* [EXERCISE]
Gather all lines in the data that hold the string "this".

───── INFORMATION PROVIDED ─────

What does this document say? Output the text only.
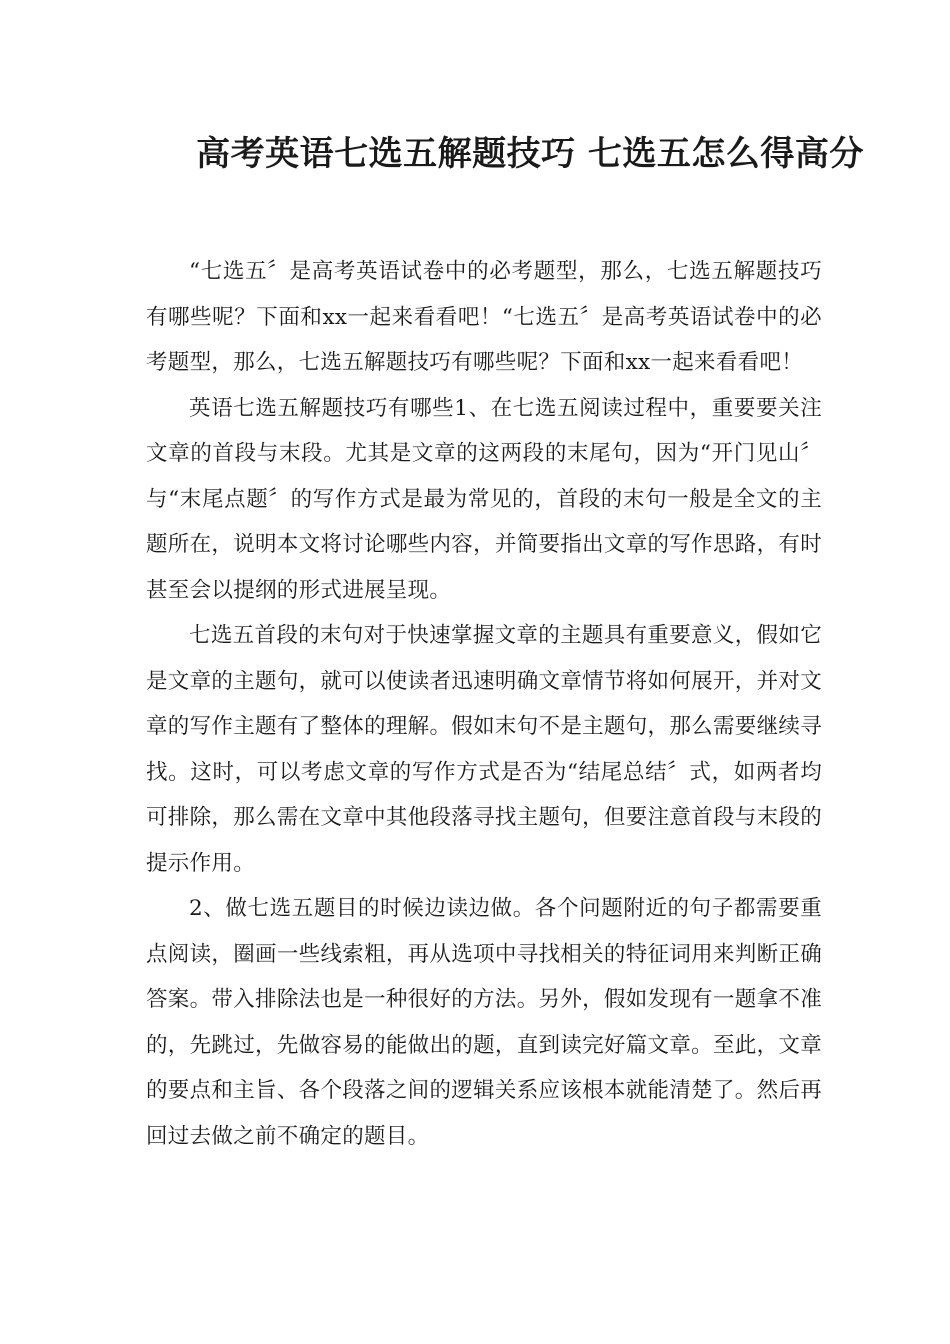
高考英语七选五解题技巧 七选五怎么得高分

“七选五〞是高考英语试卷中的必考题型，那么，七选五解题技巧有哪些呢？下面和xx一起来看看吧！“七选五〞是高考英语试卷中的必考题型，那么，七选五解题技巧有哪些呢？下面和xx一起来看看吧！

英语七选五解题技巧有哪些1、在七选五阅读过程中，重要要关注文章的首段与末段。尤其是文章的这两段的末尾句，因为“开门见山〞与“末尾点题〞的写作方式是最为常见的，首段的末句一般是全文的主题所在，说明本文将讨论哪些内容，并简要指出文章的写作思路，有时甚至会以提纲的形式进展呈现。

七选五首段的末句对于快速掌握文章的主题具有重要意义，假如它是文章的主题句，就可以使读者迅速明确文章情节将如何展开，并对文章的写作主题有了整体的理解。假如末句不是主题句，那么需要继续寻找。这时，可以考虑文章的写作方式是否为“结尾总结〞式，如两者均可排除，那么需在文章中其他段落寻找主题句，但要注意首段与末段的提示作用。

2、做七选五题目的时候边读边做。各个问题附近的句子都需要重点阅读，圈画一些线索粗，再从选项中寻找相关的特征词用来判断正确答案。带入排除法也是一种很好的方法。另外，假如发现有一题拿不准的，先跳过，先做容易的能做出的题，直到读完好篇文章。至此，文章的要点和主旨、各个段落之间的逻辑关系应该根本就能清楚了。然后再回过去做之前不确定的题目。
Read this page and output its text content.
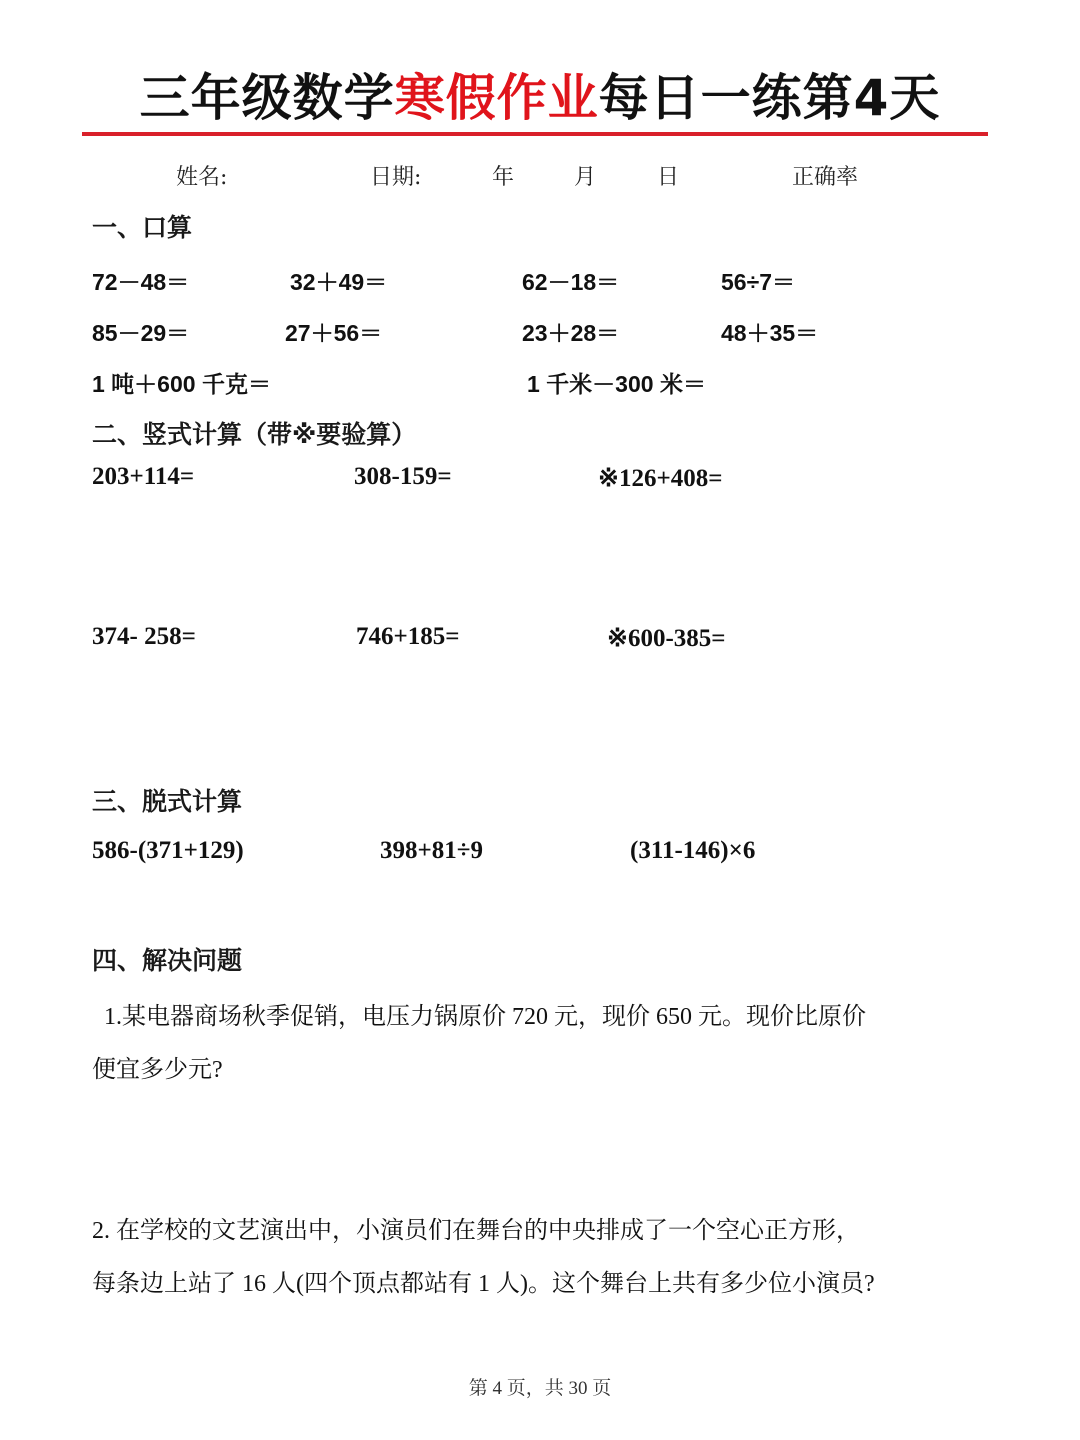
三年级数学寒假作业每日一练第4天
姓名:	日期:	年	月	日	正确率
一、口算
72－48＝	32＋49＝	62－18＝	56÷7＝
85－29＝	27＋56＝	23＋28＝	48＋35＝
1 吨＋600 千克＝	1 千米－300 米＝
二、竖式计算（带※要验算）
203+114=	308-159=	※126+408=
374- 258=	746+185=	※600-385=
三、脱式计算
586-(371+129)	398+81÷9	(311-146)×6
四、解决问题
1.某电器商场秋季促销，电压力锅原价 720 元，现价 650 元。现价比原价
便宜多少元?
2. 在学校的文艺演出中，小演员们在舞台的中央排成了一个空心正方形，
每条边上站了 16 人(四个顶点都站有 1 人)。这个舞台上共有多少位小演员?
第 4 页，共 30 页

─────
───── INFORMATION PROVIDED ─────

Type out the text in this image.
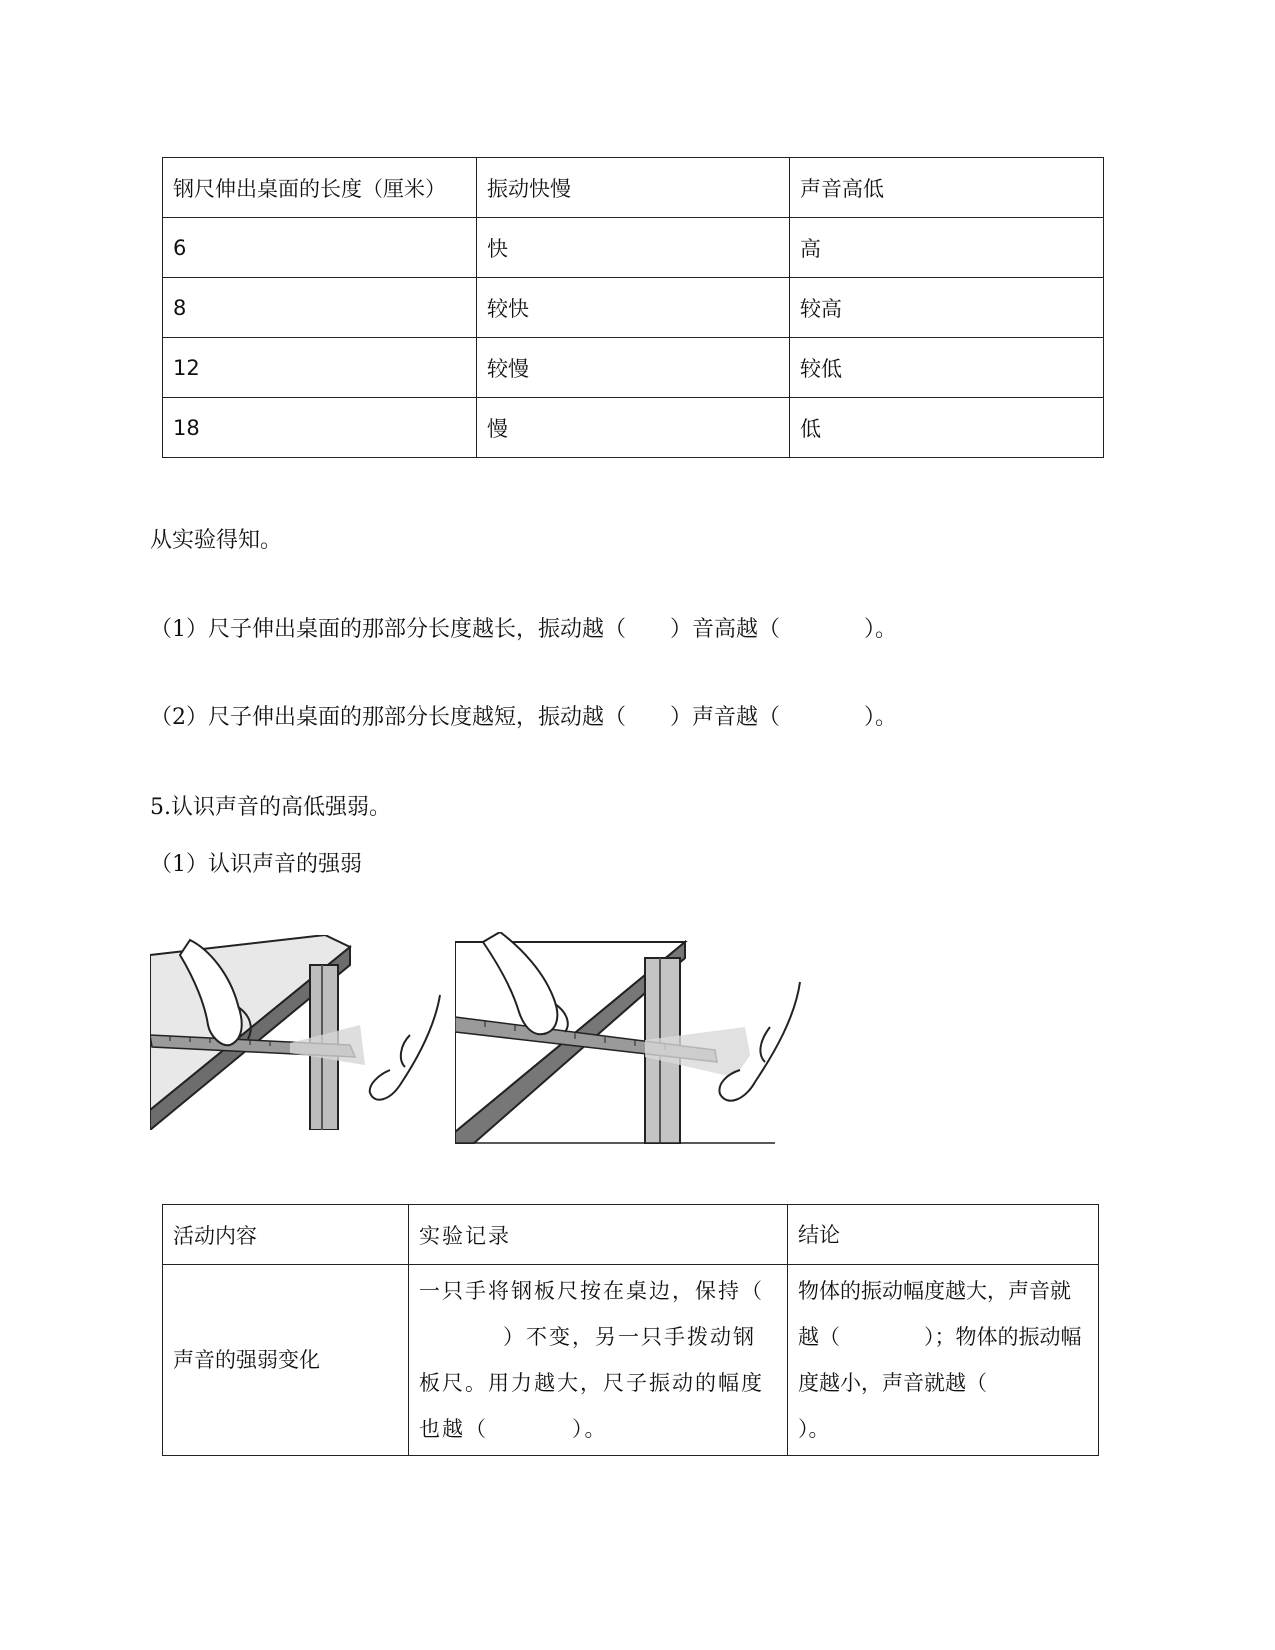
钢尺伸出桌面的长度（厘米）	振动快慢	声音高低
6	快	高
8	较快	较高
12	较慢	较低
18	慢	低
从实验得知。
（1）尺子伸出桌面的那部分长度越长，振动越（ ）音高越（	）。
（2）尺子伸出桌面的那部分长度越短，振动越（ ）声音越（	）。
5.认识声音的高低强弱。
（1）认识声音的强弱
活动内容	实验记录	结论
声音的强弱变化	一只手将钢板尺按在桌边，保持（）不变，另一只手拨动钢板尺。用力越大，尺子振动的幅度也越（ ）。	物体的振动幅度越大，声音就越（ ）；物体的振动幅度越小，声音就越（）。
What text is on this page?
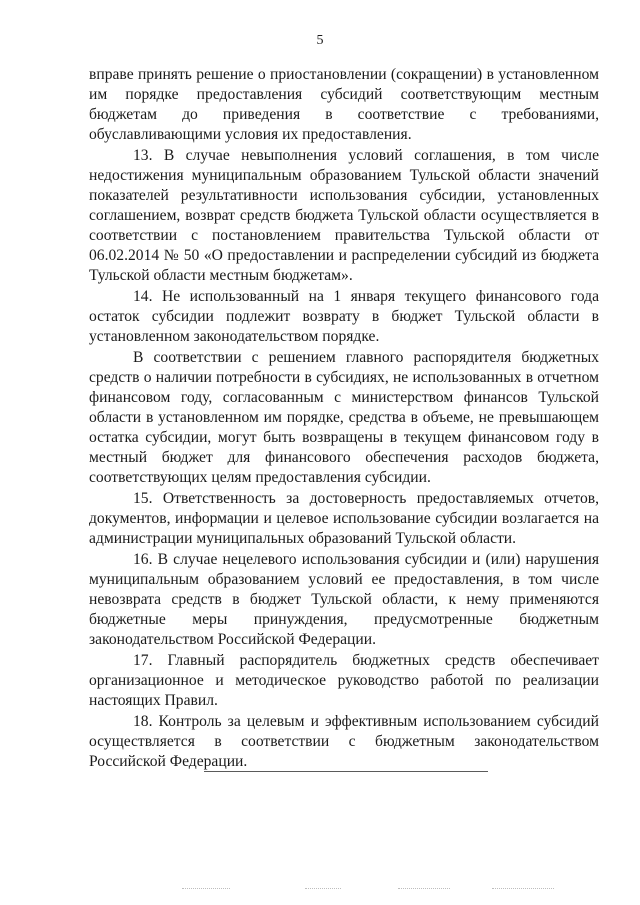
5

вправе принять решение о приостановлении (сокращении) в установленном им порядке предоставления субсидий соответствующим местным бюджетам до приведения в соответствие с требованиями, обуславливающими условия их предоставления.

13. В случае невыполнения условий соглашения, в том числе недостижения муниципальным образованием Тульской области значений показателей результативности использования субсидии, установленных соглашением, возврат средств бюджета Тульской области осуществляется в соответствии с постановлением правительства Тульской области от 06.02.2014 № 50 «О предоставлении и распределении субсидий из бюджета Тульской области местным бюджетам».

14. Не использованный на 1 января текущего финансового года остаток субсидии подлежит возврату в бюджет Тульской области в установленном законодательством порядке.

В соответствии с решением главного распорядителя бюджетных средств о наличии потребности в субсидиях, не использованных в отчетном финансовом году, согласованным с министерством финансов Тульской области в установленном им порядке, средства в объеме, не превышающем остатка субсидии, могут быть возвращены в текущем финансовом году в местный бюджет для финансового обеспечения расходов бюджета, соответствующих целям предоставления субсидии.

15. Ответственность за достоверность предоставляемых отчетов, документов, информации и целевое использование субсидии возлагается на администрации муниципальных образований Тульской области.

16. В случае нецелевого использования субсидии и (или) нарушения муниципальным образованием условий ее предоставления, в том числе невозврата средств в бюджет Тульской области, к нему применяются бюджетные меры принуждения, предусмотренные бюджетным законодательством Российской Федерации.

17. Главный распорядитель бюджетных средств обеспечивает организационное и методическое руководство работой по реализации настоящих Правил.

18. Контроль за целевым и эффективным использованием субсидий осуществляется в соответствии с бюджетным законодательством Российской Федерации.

─────

* [FULL RESPONSE]
What does this document say? Output the text only.
Read this page and output its text content.
Type out the text in this image.
What text is on this page?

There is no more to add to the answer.